[Some records]
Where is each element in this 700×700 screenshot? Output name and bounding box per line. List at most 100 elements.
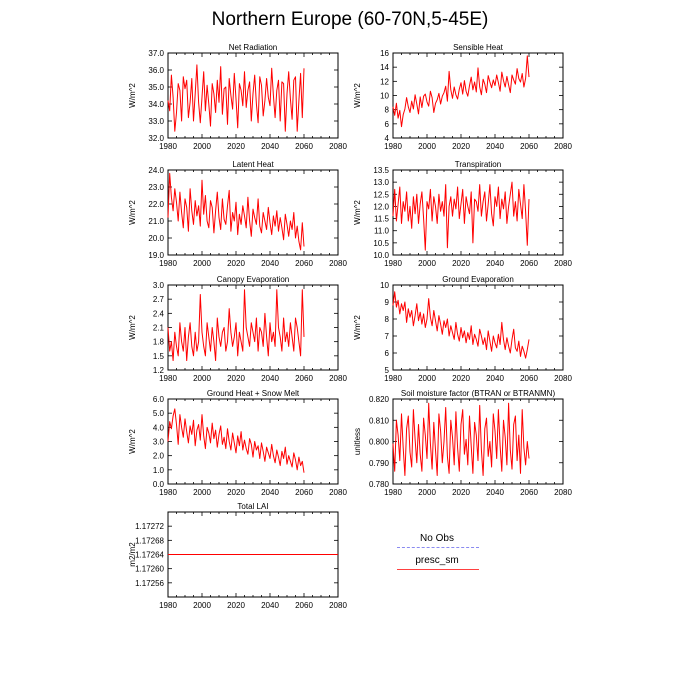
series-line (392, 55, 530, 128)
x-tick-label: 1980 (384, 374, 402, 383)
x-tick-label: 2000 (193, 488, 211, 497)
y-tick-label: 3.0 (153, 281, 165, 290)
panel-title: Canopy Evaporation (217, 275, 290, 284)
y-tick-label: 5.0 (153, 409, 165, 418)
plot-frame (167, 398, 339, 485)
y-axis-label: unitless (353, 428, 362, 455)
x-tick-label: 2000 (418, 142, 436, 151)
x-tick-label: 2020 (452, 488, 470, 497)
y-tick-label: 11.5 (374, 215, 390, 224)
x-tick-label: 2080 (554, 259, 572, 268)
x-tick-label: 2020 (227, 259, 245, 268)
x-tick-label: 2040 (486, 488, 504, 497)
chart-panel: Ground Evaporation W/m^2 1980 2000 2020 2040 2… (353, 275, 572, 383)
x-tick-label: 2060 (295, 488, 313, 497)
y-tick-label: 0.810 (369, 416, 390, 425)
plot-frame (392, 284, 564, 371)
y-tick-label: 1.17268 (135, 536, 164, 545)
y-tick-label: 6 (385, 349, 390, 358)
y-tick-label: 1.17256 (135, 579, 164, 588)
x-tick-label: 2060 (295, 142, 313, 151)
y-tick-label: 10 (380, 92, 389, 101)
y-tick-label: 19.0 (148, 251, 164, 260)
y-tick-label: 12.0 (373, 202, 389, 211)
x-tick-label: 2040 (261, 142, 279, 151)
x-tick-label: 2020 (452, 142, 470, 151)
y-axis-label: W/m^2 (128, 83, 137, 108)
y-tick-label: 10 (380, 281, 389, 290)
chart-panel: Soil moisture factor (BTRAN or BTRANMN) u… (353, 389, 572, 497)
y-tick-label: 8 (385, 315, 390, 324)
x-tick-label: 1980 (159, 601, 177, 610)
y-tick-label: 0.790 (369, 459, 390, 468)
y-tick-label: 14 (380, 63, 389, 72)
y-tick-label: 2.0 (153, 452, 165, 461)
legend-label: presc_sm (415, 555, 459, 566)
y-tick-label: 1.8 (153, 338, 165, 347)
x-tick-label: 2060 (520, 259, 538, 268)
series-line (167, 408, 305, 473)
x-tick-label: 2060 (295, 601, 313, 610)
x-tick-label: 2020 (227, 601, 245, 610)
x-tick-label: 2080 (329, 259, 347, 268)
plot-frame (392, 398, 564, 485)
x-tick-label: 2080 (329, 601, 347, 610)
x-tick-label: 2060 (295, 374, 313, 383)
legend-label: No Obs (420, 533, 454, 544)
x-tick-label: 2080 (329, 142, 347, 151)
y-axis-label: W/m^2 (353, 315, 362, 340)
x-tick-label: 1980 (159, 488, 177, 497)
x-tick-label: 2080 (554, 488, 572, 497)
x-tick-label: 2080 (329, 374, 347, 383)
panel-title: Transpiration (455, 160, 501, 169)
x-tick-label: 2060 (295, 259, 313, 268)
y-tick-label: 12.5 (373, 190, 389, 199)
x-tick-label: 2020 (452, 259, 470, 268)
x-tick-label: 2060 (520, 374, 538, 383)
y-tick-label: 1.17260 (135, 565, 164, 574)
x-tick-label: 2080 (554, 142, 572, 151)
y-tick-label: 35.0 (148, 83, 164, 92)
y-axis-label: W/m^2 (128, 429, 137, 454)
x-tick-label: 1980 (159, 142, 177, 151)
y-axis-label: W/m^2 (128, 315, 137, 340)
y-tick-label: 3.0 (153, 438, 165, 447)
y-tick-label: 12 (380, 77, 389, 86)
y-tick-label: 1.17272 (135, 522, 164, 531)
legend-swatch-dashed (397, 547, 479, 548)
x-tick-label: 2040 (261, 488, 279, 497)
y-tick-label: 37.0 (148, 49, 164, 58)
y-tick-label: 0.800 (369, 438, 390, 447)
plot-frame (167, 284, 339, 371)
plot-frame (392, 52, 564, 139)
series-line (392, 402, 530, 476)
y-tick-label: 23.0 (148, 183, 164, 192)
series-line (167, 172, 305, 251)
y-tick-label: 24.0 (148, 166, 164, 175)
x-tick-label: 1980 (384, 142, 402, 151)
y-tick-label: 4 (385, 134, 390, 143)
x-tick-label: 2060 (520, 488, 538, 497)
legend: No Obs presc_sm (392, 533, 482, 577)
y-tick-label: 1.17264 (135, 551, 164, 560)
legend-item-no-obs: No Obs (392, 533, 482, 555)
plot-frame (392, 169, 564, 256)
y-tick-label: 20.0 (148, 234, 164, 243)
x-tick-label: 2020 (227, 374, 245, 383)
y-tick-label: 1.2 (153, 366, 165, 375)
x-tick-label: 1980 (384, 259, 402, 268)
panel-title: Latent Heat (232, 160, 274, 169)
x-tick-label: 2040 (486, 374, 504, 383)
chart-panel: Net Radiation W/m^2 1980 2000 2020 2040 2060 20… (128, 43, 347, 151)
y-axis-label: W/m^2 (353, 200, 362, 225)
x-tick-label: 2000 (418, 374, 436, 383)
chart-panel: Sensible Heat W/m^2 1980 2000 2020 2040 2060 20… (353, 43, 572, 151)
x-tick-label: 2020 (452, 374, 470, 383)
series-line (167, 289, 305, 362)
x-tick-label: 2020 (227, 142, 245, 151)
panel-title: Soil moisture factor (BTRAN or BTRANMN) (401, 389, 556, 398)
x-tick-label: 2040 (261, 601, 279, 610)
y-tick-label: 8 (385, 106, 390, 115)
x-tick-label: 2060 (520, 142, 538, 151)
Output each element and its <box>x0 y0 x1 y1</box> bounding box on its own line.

* **Your goal**
Format the material above as a Markdown table with the columns Number and Record line. Give each non-blank line its own row, cover all of the material, and leave the pictures out.

* **Written answer**
| Number | Record line |
|---|---|
| 1 | Where is each element in this 700×700 screenshot? Output name and bounding box per line. List at most 100 elements. |
| 2 | series-line (392, 55, 530, 128) |
| 3 | x-tick-label: 1980 (384, 374, 402, 383) |
| 4 | x-tick-label: 2000 (193, 488, 211, 497) |
| 5 | y-tick-label: 3.0 (153, 281, 165, 290) |
| 6 | panel-title: Canopy Evaporation (217, 275, 290, 284) |
| 7 | y-tick-label: 5.0 (153, 409, 165, 418) |
| 8 | plot-frame (167, 398, 339, 485) |
| 9 | y-axis-label: unitless (353, 428, 362, 455) |
| 10 | x-tick-label: 2000 (418, 142, 436, 151) |
| 11 | x-tick-label: 2020 (452, 488, 470, 497) |
| 12 | y-tick-label: 11.5 (374, 215, 390, 224) |
| 13 | x-tick-label: 2080 (554, 259, 572, 268) |
| 14 | x-tick-label: 2020 (227, 259, 245, 268) |
| 15 | x-tick-label: 2040 (486, 488, 504, 497) |
| 16 | chart-panel: Ground Evaporation W/m^2 1980 2000 2020 2040 2… (353, 275, 572, 383) |
| 17 | x-tick-label: 2060 (295, 488, 313, 497) |
| 18 | y-tick-label: 0.810 (369, 416, 390, 425) |
| 19 | plot-frame (392, 284, 564, 371) |
| 20 | y-tick-label: 1.17268 (135, 536, 164, 545) |
| 21 | y-tick-label: 6 (385, 349, 390, 358) |
| 22 | y-tick-label: 1.17256 (135, 579, 164, 588) |
| 23 | x-tick-label: 2060 (295, 142, 313, 151) |
| 24 | y-tick-label: 10 (380, 92, 389, 101) |
| 25 | y-tick-label: 19.0 (148, 251, 164, 260) |
| 26 | y-tick-label: 12.0 (373, 202, 389, 211) |
| 27 | x-tick-label: 2040 (261, 142, 279, 151) |
| 28 | x-tick-label: 2020 (452, 142, 470, 151) |
| 29 | y-axis-label: W/m^2 (128, 83, 137, 108) |
| 30 | y-tick-label: 10 (380, 281, 389, 290) |
| 31 | chart-panel: Soil moisture factor (BTRAN or BTRANMN) u… (353, 389, 572, 497) |
| 32 | y-tick-label: 8 (385, 315, 390, 324) |
| 33 | x-tick-label: 1980 (159, 601, 177, 610) |
| 34 | y-tick-label: 0.790 (369, 459, 390, 468) |
| 35 | y-tick-label: 14 (380, 63, 389, 72) |
| 36 | y-tick-label: 2.0 (153, 452, 165, 461) |
| 37 | legend-label: presc_sm (415, 555, 459, 566) |
| 38 | y-tick-label: 1.8 (153, 338, 165, 347) |
| 39 | x-tick-label: 2060 (520, 259, 538, 268) |
| 40 | series-line (167, 408, 305, 473) |
| 41 | x-tick-label: 2060 (295, 601, 313, 610) |
| 42 | x-tick-label: 2020 (227, 601, 245, 610) |
| 43 | x-tick-label: 2080 (329, 259, 347, 268) |
| 44 | plot-frame (392, 398, 564, 485) |
| 45 | x-tick-label: 2080 (329, 601, 347, 610) |
| 46 | x-tick-label: 2060 (295, 374, 313, 383) |
| 47 | legend-label: No Obs (420, 533, 454, 544) |
| 48 | x-tick-label: 2080 (329, 142, 347, 151) |
| 49 | y-axis-label: W/m^2 (353, 315, 362, 340) |
| 50 | x-tick-label: 1980 (159, 488, 177, 497) |
| 51 | x-tick-label: 2080 (554, 488, 572, 497) |
| 52 | x-tick-label: 2080 (329, 374, 347, 383) |
| 53 | panel-title: Transpiration (455, 160, 501, 169) |
| 54 | x-tick-label: 2060 (295, 259, 313, 268) |
| 55 | y-tick-label: 12.5 (373, 190, 389, 199) |
| 56 | x-tick-label: 2020 (452, 259, 470, 268) |
| 57 | x-tick-label: 2060 (520, 374, 538, 383) |
| 58 | y-tick-label: 1.17260 (135, 565, 164, 574) |
| 59 | x-tick-label: 2080 (554, 142, 572, 151) |
| 60 | y-tick-label: 35.0 (148, 83, 164, 92) |
| 61 | y-axis-label: W/m^2 (128, 429, 137, 454) |
| 62 | x-tick-label: 1980 (159, 142, 177, 151) |
| 63 | y-axis-label: W/m^2 (128, 315, 137, 340) |
| 64 | y-tick-label: 3.0 (153, 438, 165, 447) |
| 65 | y-tick-label: 12 (380, 77, 389, 86) |
| 66 | y-tick-label: 1.17272 (135, 522, 164, 531) |
| 67 | legend-swatch-dashed (397, 547, 479, 548) |
| 68 | x-tick-label: 2040 (261, 488, 279, 497) |
| 69 | y-tick-label: 37.0 (148, 49, 164, 58) |
| 70 | y-tick-label: 0.800 (369, 438, 390, 447) |
| 71 | plot-frame (167, 284, 339, 371) |
| 72 | plot-frame (392, 52, 564, 139) |
| 73 | series-line (392, 402, 530, 476) |
| 74 | y-tick-label: 23.0 (148, 183, 164, 192) |
| 75 | series-line (167, 172, 305, 251) |
| 76 | y-tick-label: 24.0 (148, 166, 164, 175) |
| 77 | x-tick-label: 1980 (384, 142, 402, 151) |
| 78 | y-tick-label: 4 (385, 134, 390, 143) |
| 79 | x-tick-label: 2060 (520, 488, 538, 497) |
| 80 | legend: No Obs presc_sm (392, 533, 482, 577) |
| 81 | y-tick-label: 1.17264 (135, 551, 164, 560) |
| 82 | legend-item-no-obs: No Obs (392, 533, 482, 555) |
| 83 | plot-frame (392, 169, 564, 256) |
| 84 | y-tick-label: 20.0 (148, 234, 164, 243) |
| 85 | x-tick-label: 2020 (227, 374, 245, 383) |
| 86 | y-tick-label: 1.2 (153, 366, 165, 375) |
| 87 | x-tick-label: 1980 (384, 259, 402, 268) |
| 88 | panel-title: Latent Heat (232, 160, 274, 169) |
| 89 | x-tick-label: 2040 (486, 374, 504, 383) |
| 90 | chart-panel: Net Radiation W/m^2 1980 2000 2020 2040 2060 20… (128, 43, 347, 151) |
| 91 | y-axis-label: W/m^2 (353, 200, 362, 225) |
| 92 | x-tick-label: 2000 (418, 374, 436, 383) |
| 93 | chart-panel: Sensible Heat W/m^2 1980 2000 2020 2040 2060 20… (353, 43, 572, 151) |
| 94 | x-tick-label: 2020 (452, 374, 470, 383) |
| 95 | series-line (167, 289, 305, 362) |
| 96 | x-tick-label: 2020 (227, 142, 245, 151) |
| 97 | panel-title: Soil moisture factor (BTRAN or BTRANMN) (401, 389, 556, 398) |
| 98 | x-tick-label: 2040 (261, 601, 279, 610) |
| 99 | y-tick-label: 8 (385, 106, 390, 115) |
| 100 | x-tick-label: 2060 (520, 142, 538, 151) |
| 101 | Output each element and its <box>x0 y0 x1 y1</box> bounding box on its own line. |